▶ [Challenge] Gather every line in the records below that contains the word "JSON".

___ The records

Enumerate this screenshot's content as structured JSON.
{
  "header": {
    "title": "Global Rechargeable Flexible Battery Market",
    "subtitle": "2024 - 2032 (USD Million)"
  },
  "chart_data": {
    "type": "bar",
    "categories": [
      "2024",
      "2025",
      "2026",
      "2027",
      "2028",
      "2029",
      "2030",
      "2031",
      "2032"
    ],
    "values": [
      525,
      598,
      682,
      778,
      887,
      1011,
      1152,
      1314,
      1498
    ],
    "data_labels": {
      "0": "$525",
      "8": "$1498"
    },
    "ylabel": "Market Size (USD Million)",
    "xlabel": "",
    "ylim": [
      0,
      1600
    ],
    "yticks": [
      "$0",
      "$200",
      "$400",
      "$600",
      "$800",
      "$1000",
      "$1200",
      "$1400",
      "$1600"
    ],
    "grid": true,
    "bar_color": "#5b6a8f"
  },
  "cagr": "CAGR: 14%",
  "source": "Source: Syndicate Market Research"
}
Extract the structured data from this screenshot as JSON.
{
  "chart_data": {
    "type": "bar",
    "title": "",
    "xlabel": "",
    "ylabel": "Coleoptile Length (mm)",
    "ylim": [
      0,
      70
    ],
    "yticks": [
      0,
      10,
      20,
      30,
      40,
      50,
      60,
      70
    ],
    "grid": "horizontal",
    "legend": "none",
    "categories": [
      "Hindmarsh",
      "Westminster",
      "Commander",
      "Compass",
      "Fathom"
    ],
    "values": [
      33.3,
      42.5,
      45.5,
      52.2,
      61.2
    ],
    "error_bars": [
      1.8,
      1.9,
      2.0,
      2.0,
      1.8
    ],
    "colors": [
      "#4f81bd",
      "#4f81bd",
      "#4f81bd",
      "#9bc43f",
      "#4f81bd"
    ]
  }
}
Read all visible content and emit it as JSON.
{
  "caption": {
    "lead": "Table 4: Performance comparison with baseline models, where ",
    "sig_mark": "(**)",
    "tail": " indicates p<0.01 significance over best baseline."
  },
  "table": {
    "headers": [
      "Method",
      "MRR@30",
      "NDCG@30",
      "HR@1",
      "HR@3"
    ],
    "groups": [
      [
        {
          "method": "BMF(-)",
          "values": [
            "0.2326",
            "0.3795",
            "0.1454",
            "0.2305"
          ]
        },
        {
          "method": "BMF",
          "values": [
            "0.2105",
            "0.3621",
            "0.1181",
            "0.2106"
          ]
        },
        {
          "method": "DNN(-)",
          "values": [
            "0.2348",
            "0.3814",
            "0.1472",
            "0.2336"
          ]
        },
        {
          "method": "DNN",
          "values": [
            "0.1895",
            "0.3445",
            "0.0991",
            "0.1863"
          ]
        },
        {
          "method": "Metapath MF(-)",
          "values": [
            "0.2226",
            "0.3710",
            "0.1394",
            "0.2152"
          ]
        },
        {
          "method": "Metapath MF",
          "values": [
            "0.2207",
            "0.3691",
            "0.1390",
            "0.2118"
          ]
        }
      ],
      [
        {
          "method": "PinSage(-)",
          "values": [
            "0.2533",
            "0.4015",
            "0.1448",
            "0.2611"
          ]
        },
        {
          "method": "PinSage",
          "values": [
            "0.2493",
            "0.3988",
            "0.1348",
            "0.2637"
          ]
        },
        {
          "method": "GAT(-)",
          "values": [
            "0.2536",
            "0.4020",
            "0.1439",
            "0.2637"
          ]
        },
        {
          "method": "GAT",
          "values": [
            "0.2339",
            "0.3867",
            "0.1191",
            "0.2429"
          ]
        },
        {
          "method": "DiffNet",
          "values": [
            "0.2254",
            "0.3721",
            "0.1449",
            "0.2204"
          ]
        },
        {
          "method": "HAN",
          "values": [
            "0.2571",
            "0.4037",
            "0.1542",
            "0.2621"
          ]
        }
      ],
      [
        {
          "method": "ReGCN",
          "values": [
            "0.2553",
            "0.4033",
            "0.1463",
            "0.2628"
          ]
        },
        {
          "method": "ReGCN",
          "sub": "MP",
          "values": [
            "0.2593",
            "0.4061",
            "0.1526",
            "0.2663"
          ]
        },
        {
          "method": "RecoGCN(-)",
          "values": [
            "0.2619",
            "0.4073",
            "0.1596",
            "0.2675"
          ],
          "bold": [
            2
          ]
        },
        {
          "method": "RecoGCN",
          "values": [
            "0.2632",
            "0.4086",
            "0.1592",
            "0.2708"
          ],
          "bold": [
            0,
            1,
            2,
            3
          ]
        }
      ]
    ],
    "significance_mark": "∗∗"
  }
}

______

▶ [The output]
Enumerate this screenshot's content as structured JSON.
Extract the structured data from this screenshot as JSON.
Read all visible content and emit it as JSON.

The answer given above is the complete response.